▶ **Do this**
Find and copy each line of the records where the string "color" shows up.

# Entries provided start

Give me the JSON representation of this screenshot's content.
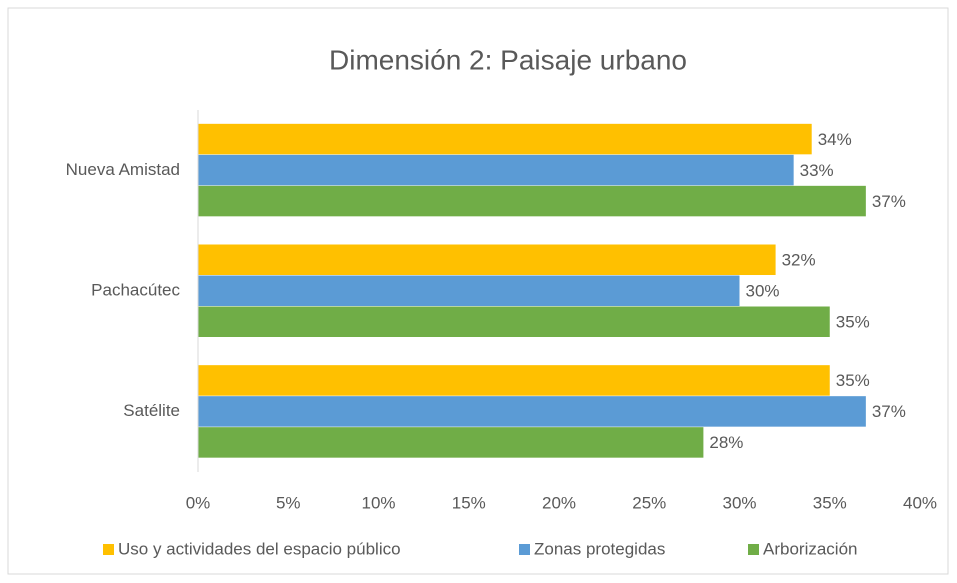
{
  "chart_data": {
    "type": "bar",
    "orientation": "horizontal",
    "title": "Dimensión 2: Paisaje urbano",
    "categories": [
      "Nueva Amistad",
      "Pachacútec",
      "Satélite"
    ],
    "series": [
      {
        "name": "Uso y actividades del espacio público",
        "color": "#FFC000",
        "values": [
          34,
          32,
          35
        ],
        "value_labels": [
          "34%",
          "32%",
          "35%"
        ]
      },
      {
        "name": "Zonas protegidas",
        "color": "#5B9BD5",
        "values": [
          33,
          30,
          37
        ],
        "value_labels": [
          "33%",
          "30%",
          "37%"
        ]
      },
      {
        "name": "Arborización",
        "color": "#70AD47",
        "values": [
          37,
          35,
          28
        ],
        "value_labels": [
          "37%",
          "35%",
          "28%"
        ]
      }
    ],
    "xlim": [
      0,
      40
    ],
    "xticks": [
      {
        "value": 0,
        "label": "0%"
      },
      {
        "value": 5,
        "label": "5%"
      },
      {
        "value": 10,
        "label": "10%"
      },
      {
        "value": 15,
        "label": "15%"
      },
      {
        "value": 20,
        "label": "20%"
      },
      {
        "value": 25,
        "label": "25%"
      },
      {
        "value": 30,
        "label": "30%"
      },
      {
        "value": 35,
        "label": "35%"
      },
      {
        "value": 40,
        "label": "40%"
      }
    ],
    "legend": "bottom"
  }
}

# Entries provided end

▶ **Result for this task**
        "color": "#FFC000",
        "color": "#5B9BD5",
        "color": "#70AD47",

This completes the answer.